(Records from a collection of figures)
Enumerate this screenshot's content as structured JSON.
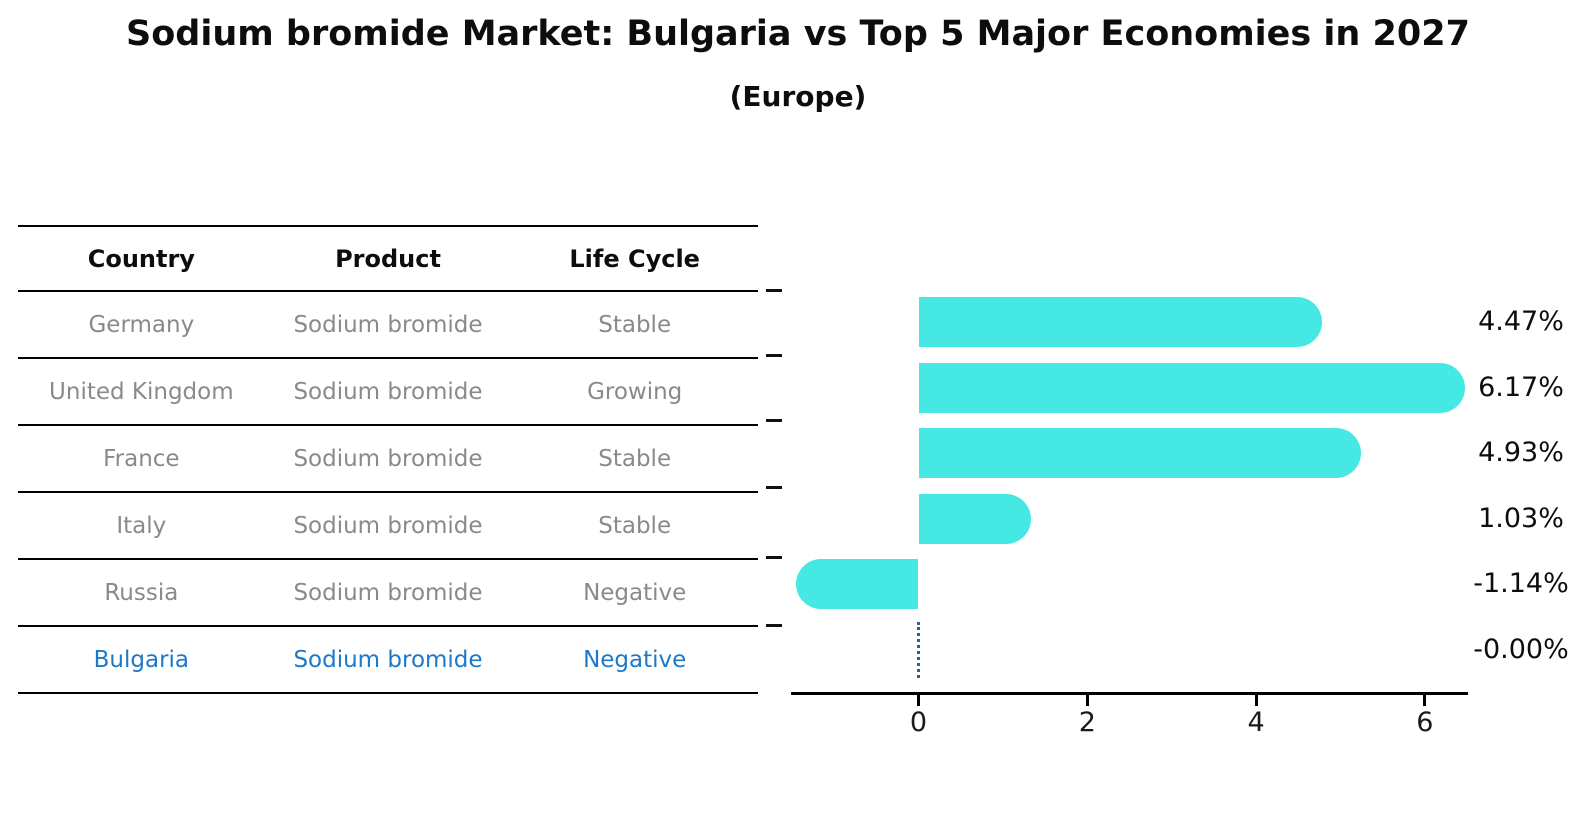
{
  "title": "Sodium bromide Market: Bulgaria vs Top 5 Major Economies in 2027",
  "subtitle": "(Europe)",
  "table": {
    "headers": [
      "Country",
      "Product",
      "Life Cycle"
    ],
    "rows": [
      {
        "country": "Germany",
        "product": "Sodium bromide",
        "life_cycle": "Stable",
        "highlighted": false
      },
      {
        "country": "United Kingdom",
        "product": "Sodium bromide",
        "life_cycle": "Growing",
        "highlighted": false
      },
      {
        "country": "France",
        "product": "Sodium bromide",
        "life_cycle": "Stable",
        "highlighted": false
      },
      {
        "country": "Italy",
        "product": "Sodium bromide",
        "life_cycle": "Stable",
        "highlighted": false
      },
      {
        "country": "Russia",
        "product": "Sodium bromide",
        "life_cycle": "Negative",
        "highlighted": false
      },
      {
        "country": "Bulgaria",
        "product": "Sodium bromide",
        "life_cycle": "Negative",
        "highlighted": true
      }
    ]
  },
  "chart_data": {
    "type": "bar",
    "orientation": "horizontal",
    "title": "Sodium bromide Market: Bulgaria vs Top 5 Major Economies in 2027 (Europe)",
    "categories": [
      "Germany",
      "United Kingdom",
      "France",
      "Italy",
      "Russia",
      "Bulgaria"
    ],
    "values": [
      4.47,
      6.17,
      4.93,
      1.03,
      -1.14,
      -0.0
    ],
    "value_labels": [
      "4.47%",
      "6.17%",
      "4.93%",
      "1.03%",
      "-1.14%",
      "-0.00%"
    ],
    "xlabel": "",
    "ylabel": "",
    "x_ticks": [
      0,
      2,
      4,
      6
    ],
    "xlim": [
      -1.5,
      6.55
    ],
    "grid": false,
    "legend": null,
    "bar_color": "#45e8e2",
    "zero_marker_color": "#2a6099",
    "zero_marker_style": "dotted"
  },
  "colors": {
    "bar": "#45e8e2",
    "highlight_text": "#1e78c8",
    "table_text": "#8a8a8a",
    "heading_text": "#0d0d0d",
    "axis": "#000000",
    "zero_marker": "#2a6099"
  }
}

_WHAT IS REQUIRED:_
Within the entries above, work out how many lines contain the word "Europe". The number alone is the answer.

_FINAL RESULT:_
2